OBJECTIVE:
Copy out the listing that follows, exactly, without its pictures.

─── MATERIAL FOR THE TASK ───

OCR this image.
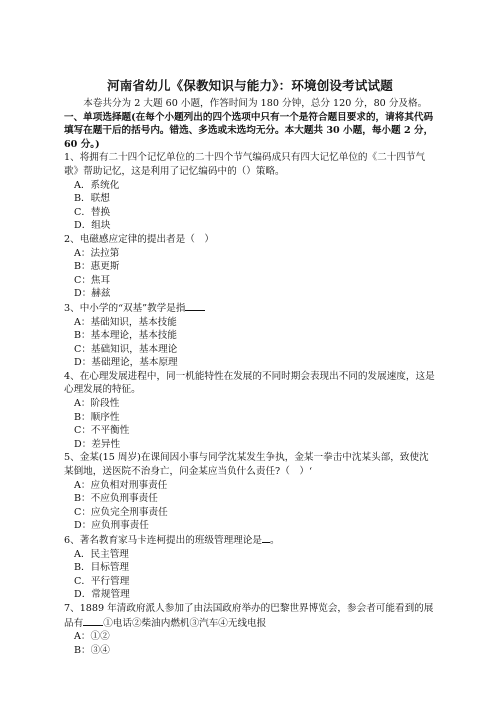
河南省幼儿《保教知识与能力》：环境创设考试试题
本卷共分为 2 大题 60 小题，作答时间为 180 分钟，总分 120 分，80 分及格。
一、单项选择题(在每个小题列出的四个选项中只有一个是符合题目要求的，请将其代码填写在题干后的括号内。错选、多选或未选均无分。本大题共 30 小题，每小题 2 分，60 分。)
1、将拥有二十四个记忆单位的二十四个节气编码成只有四大记忆单位的《二十四节气歌》帮助记忆，这是利用了记忆编码中的（）策略。
A．系统化
B．联想
C．替换
D．组块
2、电磁感应定律的提出者是（　）
A：法拉第
B：惠更斯
C：焦耳
D：赫兹
3、中小学的“双基”教学是指
A：基础知识，基本技能
B：基本理论，基本技能
C：基础知识，基本理论
D：基础理论，基本原理
4、在心理发展进程中，同一机能特性在发展的不同时期会表现出不同的发展速度，这是心理发展的特征。
A：阶段性
B：顺序性
C：不平衡性
D：差异性
5、金某(15 周岁)在课间因小事与同学沈某发生争执，金某一拳击中沈某头部，致使沈某倒地，送医院不治身亡，问金某应当负什么责任?（　）‘
A：应负相对刑事责任
B：不应负刑事责任
C：应负完全刑事责任
D：应负刑事责任
6、著名教育家马卡连柯提出的班级管理理论是 。
A．民主管理
B．目标管理
C．平行管理
D．常规管理
7、1889 年清政府派人参加了由法国政府举办的巴黎世界博览会，参会者可能看到的展品有 ①电话②柴油内燃机③汽车④无线电报
A：①②
B：③④
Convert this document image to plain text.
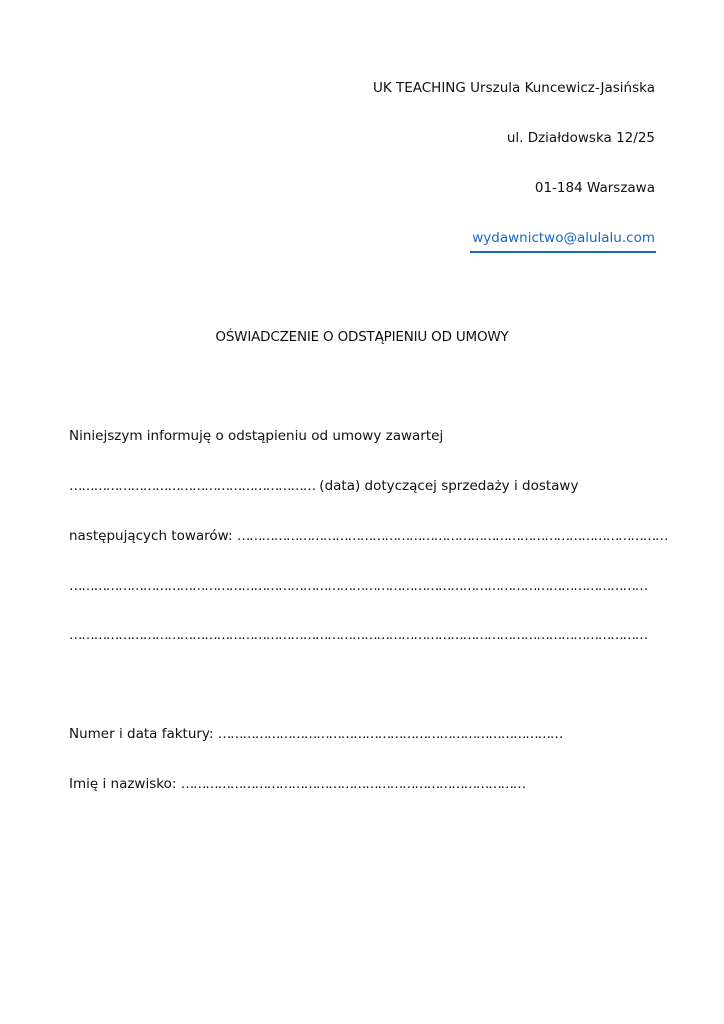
UK TEACHING Urszula Kuncewicz-Jasińska
ul. Działdowska 12/25
01-184 Warszawa
wydawnictwo@alulalu.com
OŚWIADCZENIE O ODSTĄPIENIU OD UMOWY
Niniejszym informuję o odstąpieniu od umowy zawartej
…………………………………………………… (data) dotyczącej sprzedaży i dostawy
następujących towarów: ……………………………………………………………………………………………
……………………………………………………………………………………………………………………………
……………………………………………………………………………………………………………………………
Numer i data faktury: …………………………………………………………………………
Imię i nazwisko: …………………………………………………………………………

───

EXERCISE SOLUTION:
OCR this image.
河南省幼儿《保教知识与能力》：环境创设考试试题
本卷共分为 2 大题 60 小题，作答时间为 180 分钟，总分 120 分，80 分及格。
一、单项选择题(在每个小题列出的四个选项中只有一个是符合题目要求的，请将其代码填写在题干后的括号内。错选、多选或未选均无分。本大题共 30 小题，每小题 2 分，60 分。)
1、将拥有二十四个记忆单位的二十四个节气编码成只有四大记忆单位的《二十四节气歌》帮助记忆，这是利用了记忆编码中的（）策略。
A．系统化
B．联想
C．替换
D．组块
2、电磁感应定律的提出者是（　）
A：法拉第
B：惠更斯
C：焦耳
D：赫兹
3、中小学的“双基”教学是指
A：基础知识，基本技能
B：基本理论，基本技能
C：基础知识，基本理论
D：基础理论，基本原理
4、在心理发展进程中，同一机能特性在发展的不同时期会表现出不同的发展速度，这是心理发展的特征。
A：阶段性
B：顺序性
C：不平衡性
D：差异性
5、金某(15 周岁)在课间因小事与同学沈某发生争执，金某一拳击中沈某头部，致使沈某倒地，送医院不治身亡，问金某应当负什么责任?（　）‘
A：应负相对刑事责任
B：不应负刑事责任
C：应负完全刑事责任
D：应负刑事责任
6、著名教育家马卡连柯提出的班级管理理论是 。
A．民主管理
B．目标管理
C．平行管理
D．常规管理
7、1889 年清政府派人参加了由法国政府举办的巴黎世界博览会，参会者可能看到的展品有 ①电话②柴油内燃机③汽车④无线电报
A：①②
B：③④
Convert this document image to plain text.
UK TEACHING Urszula Kuncewicz-Jasińska
ul. Działdowska 12/25
01-184 Warszawa
wydawnictwo@alulalu.com
OŚWIADCZENIE O ODSTĄPIENIU OD UMOWY
Niniejszym informuję o odstąpieniu od umowy zawartej
…………………………………………………… (data) dotyczącej sprzedaży i dostawy
następujących towarów: ……………………………………………………………………………………………
……………………………………………………………………………………………………………………………
……………………………………………………………………………………………………………………………
Numer i data faktury: …………………………………………………………………………
Imię i nazwisko: …………………………………………………………………………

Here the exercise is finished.